Extracted records.

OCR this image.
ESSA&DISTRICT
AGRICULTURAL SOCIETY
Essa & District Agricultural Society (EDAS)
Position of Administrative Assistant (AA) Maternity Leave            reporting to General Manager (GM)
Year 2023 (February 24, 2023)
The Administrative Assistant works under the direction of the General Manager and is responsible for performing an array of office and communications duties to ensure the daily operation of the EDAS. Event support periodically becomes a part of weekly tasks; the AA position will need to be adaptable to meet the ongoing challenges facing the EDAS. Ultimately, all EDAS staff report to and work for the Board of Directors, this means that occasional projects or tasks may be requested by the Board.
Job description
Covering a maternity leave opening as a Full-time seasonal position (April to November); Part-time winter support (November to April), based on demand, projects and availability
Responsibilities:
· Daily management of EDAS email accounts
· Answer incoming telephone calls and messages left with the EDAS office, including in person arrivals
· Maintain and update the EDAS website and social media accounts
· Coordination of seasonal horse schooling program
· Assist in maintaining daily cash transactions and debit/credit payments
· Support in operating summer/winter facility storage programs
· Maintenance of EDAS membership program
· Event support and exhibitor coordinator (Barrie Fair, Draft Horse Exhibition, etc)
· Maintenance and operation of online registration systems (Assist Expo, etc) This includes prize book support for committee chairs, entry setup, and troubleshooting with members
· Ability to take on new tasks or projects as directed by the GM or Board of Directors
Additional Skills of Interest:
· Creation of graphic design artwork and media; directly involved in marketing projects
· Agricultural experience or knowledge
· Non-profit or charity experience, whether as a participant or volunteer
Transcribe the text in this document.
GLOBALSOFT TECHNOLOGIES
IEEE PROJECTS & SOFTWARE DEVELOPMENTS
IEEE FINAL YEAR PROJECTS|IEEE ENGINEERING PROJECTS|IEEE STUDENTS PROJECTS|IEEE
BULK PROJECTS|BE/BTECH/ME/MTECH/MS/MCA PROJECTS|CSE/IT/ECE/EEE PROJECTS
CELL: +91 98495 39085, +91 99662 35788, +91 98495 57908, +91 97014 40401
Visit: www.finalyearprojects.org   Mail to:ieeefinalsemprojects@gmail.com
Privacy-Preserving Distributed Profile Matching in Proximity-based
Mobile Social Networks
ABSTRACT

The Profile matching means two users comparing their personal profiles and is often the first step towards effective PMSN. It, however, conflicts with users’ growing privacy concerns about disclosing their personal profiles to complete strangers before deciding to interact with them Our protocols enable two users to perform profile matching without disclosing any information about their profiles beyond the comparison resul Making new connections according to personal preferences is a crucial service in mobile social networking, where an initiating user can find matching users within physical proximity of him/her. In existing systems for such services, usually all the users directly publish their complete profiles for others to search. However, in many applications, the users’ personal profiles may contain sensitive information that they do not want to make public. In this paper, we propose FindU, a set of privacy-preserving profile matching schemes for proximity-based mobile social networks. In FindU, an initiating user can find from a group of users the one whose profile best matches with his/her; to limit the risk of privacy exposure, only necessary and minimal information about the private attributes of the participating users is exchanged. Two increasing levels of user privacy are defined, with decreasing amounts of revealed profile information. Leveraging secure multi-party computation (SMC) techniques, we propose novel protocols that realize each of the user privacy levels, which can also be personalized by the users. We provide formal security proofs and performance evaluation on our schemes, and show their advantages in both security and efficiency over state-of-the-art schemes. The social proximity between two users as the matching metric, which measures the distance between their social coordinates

Short task. Every line of the data above should be reproduced word for word.

Answer to the task.
OCR this image.
ESSA&DISTRICT
AGRICULTURAL SOCIETY
Essa & District Agricultural Society (EDAS)
Position of Administrative Assistant (AA) Maternity Leave            reporting to General Manager (GM)
Year 2023 (February 24, 2023)
The Administrative Assistant works under the direction of the General Manager and is responsible for performing an array of office and communications duties to ensure the daily operation of the EDAS. Event support periodically becomes a part of weekly tasks; the AA position will need to be adaptable to meet the ongoing challenges facing the EDAS. Ultimately, all EDAS staff report to and work for the Board of Directors, this means that occasional projects or tasks may be requested by the Board.
Job description
Covering a maternity leave opening as a Full-time seasonal position (April to November); Part-time winter support (November to April), based on demand, projects and availability
Responsibilities:
· Daily management of EDAS email accounts
· Answer incoming telephone calls and messages left with the EDAS office, including in person arrivals
· Maintain and update the EDAS website and social media accounts
· Coordination of seasonal horse schooling program
· Assist in maintaining daily cash transactions and debit/credit payments
· Support in operating summer/winter facility storage programs
· Maintenance of EDAS membership program
· Event support and exhibitor coordinator (Barrie Fair, Draft Horse Exhibition, etc)
· Maintenance and operation of online registration systems (Assist Expo, etc) This includes prize book support for committee chairs, entry setup, and troubleshooting with members
· Ability to take on new tasks or projects as directed by the GM or Board of Directors
Additional Skills of Interest:
· Creation of graphic design artwork and media; directly involved in marketing projects
· Agricultural experience or knowledge
· Non-profit or charity experience, whether as a participant or volunteer
Transcribe the text in this document.
GLOBALSOFT TECHNOLOGIES
IEEE PROJECTS & SOFTWARE DEVELOPMENTS
IEEE FINAL YEAR PROJECTS|IEEE ENGINEERING PROJECTS|IEEE STUDENTS PROJECTS|IEEE
BULK PROJECTS|BE/BTECH/ME/MTECH/MS/MCA PROJECTS|CSE/IT/ECE/EEE PROJECTS
CELL: +91 98495 39085, +91 99662 35788, +91 98495 57908, +91 97014 40401
Visit: www.finalyearprojects.org   Mail to:ieeefinalsemprojects@gmail.com
Privacy-Preserving Distributed Profile Matching in Proximity-based
Mobile Social Networks
ABSTRACT

The Profile matching means two users comparing their personal profiles and is often the first step towards effective PMSN. It, however, conflicts with users’ growing privacy concerns about disclosing their personal profiles to complete strangers before deciding to interact with them Our protocols enable two users to perform profile matching without disclosing any information about their profiles beyond the comparison resul Making new connections according to personal preferences is a crucial service in mobile social networking, where an initiating user can find matching users within physical proximity of him/her. In existing systems for such services, usually all the users directly publish their complete profiles for others to search. However, in many applications, the users’ personal profiles may contain sensitive information that they do not want to make public. In this paper, we propose FindU, a set of privacy-preserving profile matching schemes for proximity-based mobile social networks. In FindU, an initiating user can find from a group of users the one whose profile best matches with his/her; to limit the risk of privacy exposure, only necessary and minimal information about the private attributes of the participating users is exchanged. Two increasing levels of user privacy are defined, with decreasing amounts of revealed profile information. Leveraging secure multi-party computation (SMC) techniques, we propose novel protocols that realize each of the user privacy levels, which can also be personalized by the users. We provide formal security proofs and performance evaluation on our schemes, and show their advantages in both security and efficiency over state-of-the-art schemes. The social proximity between two users as the matching metric, which measures the distance between their social coordinates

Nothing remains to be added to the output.